— START DATASET RECORDS —
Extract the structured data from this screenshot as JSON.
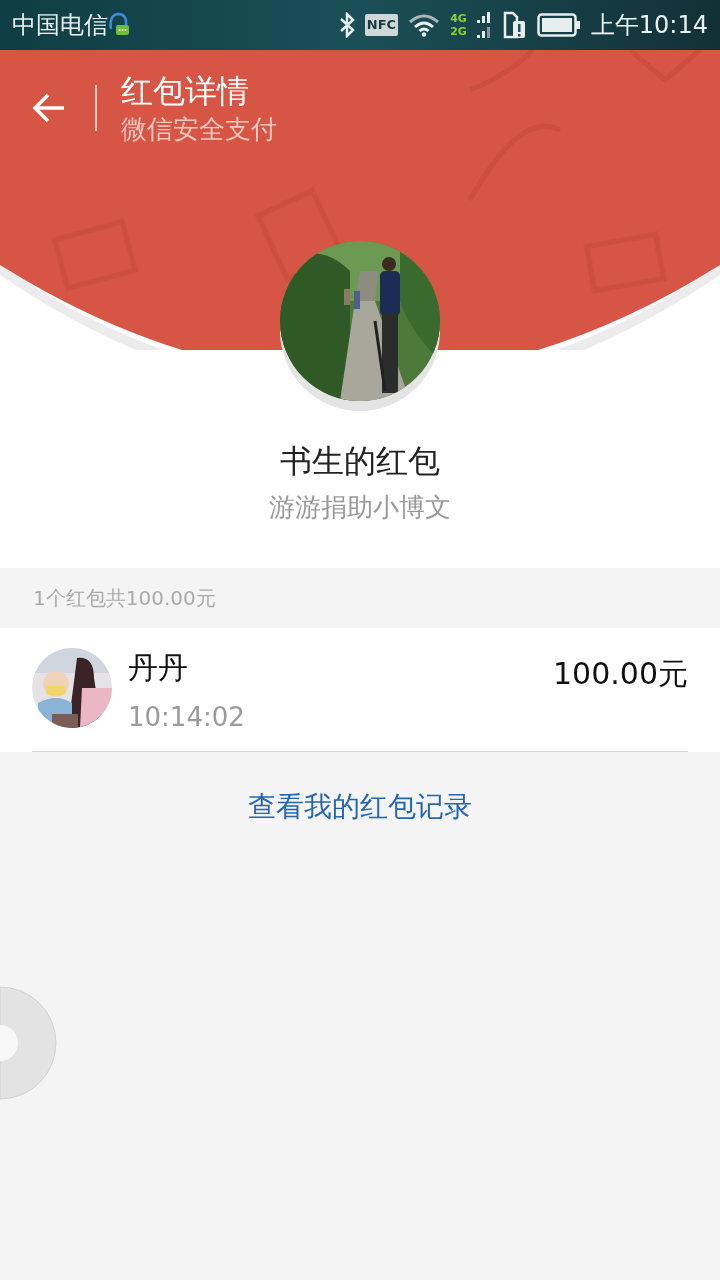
{
  "status_bar": {
    "carrier": "中国电信",
    "nfc_label": "NFC",
    "network_labels": [
      "4G",
      "2G"
    ],
    "time": "上午10:14"
  },
  "header": {
    "title": "红包详情",
    "subtitle": "微信安全支付"
  },
  "sender": {
    "name": "书生的红包",
    "message": "游游捐助小博文"
  },
  "summary": "1个红包共100.00元",
  "receivers": [
    {
      "name": "丹丹",
      "time": "10:14:02",
      "amount": "100.00元"
    }
  ],
  "record_link": "查看我的红包记录"
}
— END DATASET RECORDS —
TASK DESCRIPTION:
Print the full listing exactly, dropping the pictures.

THE RESPONSE:
Extract the structured data from this screenshot as JSON.
{
  "status_bar": {
    "carrier": "中国电信",
    "nfc_label": "NFC",
    "network_labels": [
      "4G",
      "2G"
    ],
    "time": "上午10:14"
  },
  "header": {
    "title": "红包详情",
    "subtitle": "微信安全支付"
  },
  "sender": {
    "name": "书生的红包",
    "message": "游游捐助小博文"
  },
  "summary": "1个红包共100.00元",
  "receivers": [
    {
      "name": "丹丹",
      "time": "10:14:02",
      "amount": "100.00元"
    }
  ],
  "record_link": "查看我的红包记录"
}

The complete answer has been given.